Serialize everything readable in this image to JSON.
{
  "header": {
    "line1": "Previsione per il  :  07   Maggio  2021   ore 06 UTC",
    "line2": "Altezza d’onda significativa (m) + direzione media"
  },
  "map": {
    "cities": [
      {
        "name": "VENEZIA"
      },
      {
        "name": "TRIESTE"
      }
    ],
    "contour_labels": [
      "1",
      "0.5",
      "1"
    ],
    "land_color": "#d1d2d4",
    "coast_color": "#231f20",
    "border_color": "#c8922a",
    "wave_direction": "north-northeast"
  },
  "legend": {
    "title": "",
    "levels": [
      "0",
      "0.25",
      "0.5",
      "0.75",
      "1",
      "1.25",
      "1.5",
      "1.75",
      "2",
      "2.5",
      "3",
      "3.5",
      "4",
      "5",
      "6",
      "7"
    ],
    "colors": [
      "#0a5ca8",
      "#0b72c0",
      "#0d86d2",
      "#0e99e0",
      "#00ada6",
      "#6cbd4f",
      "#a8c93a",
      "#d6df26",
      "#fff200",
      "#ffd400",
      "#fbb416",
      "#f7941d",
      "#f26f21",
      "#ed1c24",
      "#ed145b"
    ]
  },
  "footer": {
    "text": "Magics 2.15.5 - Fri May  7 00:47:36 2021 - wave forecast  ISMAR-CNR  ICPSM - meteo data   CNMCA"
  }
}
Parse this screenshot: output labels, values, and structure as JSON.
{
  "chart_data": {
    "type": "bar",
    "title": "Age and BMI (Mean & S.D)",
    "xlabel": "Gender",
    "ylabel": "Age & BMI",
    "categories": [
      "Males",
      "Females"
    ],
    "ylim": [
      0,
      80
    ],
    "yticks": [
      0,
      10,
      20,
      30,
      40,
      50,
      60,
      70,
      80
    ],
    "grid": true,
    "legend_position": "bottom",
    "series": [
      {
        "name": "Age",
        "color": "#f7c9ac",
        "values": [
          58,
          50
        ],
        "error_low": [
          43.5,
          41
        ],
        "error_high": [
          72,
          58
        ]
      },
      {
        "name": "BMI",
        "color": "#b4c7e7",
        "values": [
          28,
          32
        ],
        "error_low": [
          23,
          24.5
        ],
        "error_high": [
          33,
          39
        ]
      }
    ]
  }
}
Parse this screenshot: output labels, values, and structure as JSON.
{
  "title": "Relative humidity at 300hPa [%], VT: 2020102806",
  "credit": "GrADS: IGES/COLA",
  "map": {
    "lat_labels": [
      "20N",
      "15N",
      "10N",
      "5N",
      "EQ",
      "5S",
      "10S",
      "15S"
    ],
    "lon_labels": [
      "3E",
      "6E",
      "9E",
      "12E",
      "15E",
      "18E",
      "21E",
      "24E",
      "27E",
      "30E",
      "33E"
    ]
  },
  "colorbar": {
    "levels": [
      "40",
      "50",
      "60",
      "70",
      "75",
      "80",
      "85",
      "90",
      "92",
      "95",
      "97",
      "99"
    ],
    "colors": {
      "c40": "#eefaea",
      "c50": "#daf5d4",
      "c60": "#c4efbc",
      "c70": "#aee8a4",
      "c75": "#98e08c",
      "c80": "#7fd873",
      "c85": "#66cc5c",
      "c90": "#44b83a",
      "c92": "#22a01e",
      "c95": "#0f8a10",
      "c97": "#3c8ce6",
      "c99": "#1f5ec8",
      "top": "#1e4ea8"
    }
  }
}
*-*-*
> [Exercise]:
Quote the whole listing above, leaving nothing out.

> [Response to the task]:
Serialize everything readable in this image to JSON.
{
  "header": {
    "line1": "Previsione per il  :  07   Maggio  2021   ore 06 UTC",
    "line2": "Altezza d’onda significativa (m) + direzione media"
  },
  "map": {
    "cities": [
      {
        "name": "VENEZIA"
      },
      {
        "name": "TRIESTE"
      }
    ],
    "contour_labels": [
      "1",
      "0.5",
      "1"
    ],
    "land_color": "#d1d2d4",
    "coast_color": "#231f20",
    "border_color": "#c8922a",
    "wave_direction": "north-northeast"
  },
  "legend": {
    "title": "",
    "levels": [
      "0",
      "0.25",
      "0.5",
      "0.75",
      "1",
      "1.25",
      "1.5",
      "1.75",
      "2",
      "2.5",
      "3",
      "3.5",
      "4",
      "5",
      "6",
      "7"
    ],
    "colors": [
      "#0a5ca8",
      "#0b72c0",
      "#0d86d2",
      "#0e99e0",
      "#00ada6",
      "#6cbd4f",
      "#a8c93a",
      "#d6df26",
      "#fff200",
      "#ffd400",
      "#fbb416",
      "#f7941d",
      "#f26f21",
      "#ed1c24",
      "#ed145b"
    ]
  },
  "footer": {
    "text": "Magics 2.15.5 - Fri May  7 00:47:36 2021 - wave forecast  ISMAR-CNR  ICPSM - meteo data   CNMCA"
  }
}
Parse this screenshot: output labels, values, and structure as JSON.
{
  "chart_data": {
    "type": "bar",
    "title": "Age and BMI (Mean & S.D)",
    "xlabel": "Gender",
    "ylabel": "Age & BMI",
    "categories": [
      "Males",
      "Females"
    ],
    "ylim": [
      0,
      80
    ],
    "yticks": [
      0,
      10,
      20,
      30,
      40,
      50,
      60,
      70,
      80
    ],
    "grid": true,
    "legend_position": "bottom",
    "series": [
      {
        "name": "Age",
        "color": "#f7c9ac",
        "values": [
          58,
          50
        ],
        "error_low": [
          43.5,
          41
        ],
        "error_high": [
          72,
          58
        ]
      },
      {
        "name": "BMI",
        "color": "#b4c7e7",
        "values": [
          28,
          32
        ],
        "error_low": [
          23,
          24.5
        ],
        "error_high": [
          33,
          39
        ]
      }
    ]
  }
}
Parse this screenshot: output labels, values, and structure as JSON.
{
  "title": "Relative humidity at 300hPa [%], VT: 2020102806",
  "credit": "GrADS: IGES/COLA",
  "map": {
    "lat_labels": [
      "20N",
      "15N",
      "10N",
      "5N",
      "EQ",
      "5S",
      "10S",
      "15S"
    ],
    "lon_labels": [
      "3E",
      "6E",
      "9E",
      "12E",
      "15E",
      "18E",
      "21E",
      "24E",
      "27E",
      "30E",
      "33E"
    ]
  },
  "colorbar": {
    "levels": [
      "40",
      "50",
      "60",
      "70",
      "75",
      "80",
      "85",
      "90",
      "92",
      "95",
      "97",
      "99"
    ],
    "colors": {
      "c40": "#eefaea",
      "c50": "#daf5d4",
      "c60": "#c4efbc",
      "c70": "#aee8a4",
      "c75": "#98e08c",
      "c80": "#7fd873",
      "c85": "#66cc5c",
      "c90": "#44b83a",
      "c92": "#22a01e",
      "c95": "#0f8a10",
      "c97": "#3c8ce6",
      "c99": "#1f5ec8",
      "top": "#1e4ea8"
    }
  }
}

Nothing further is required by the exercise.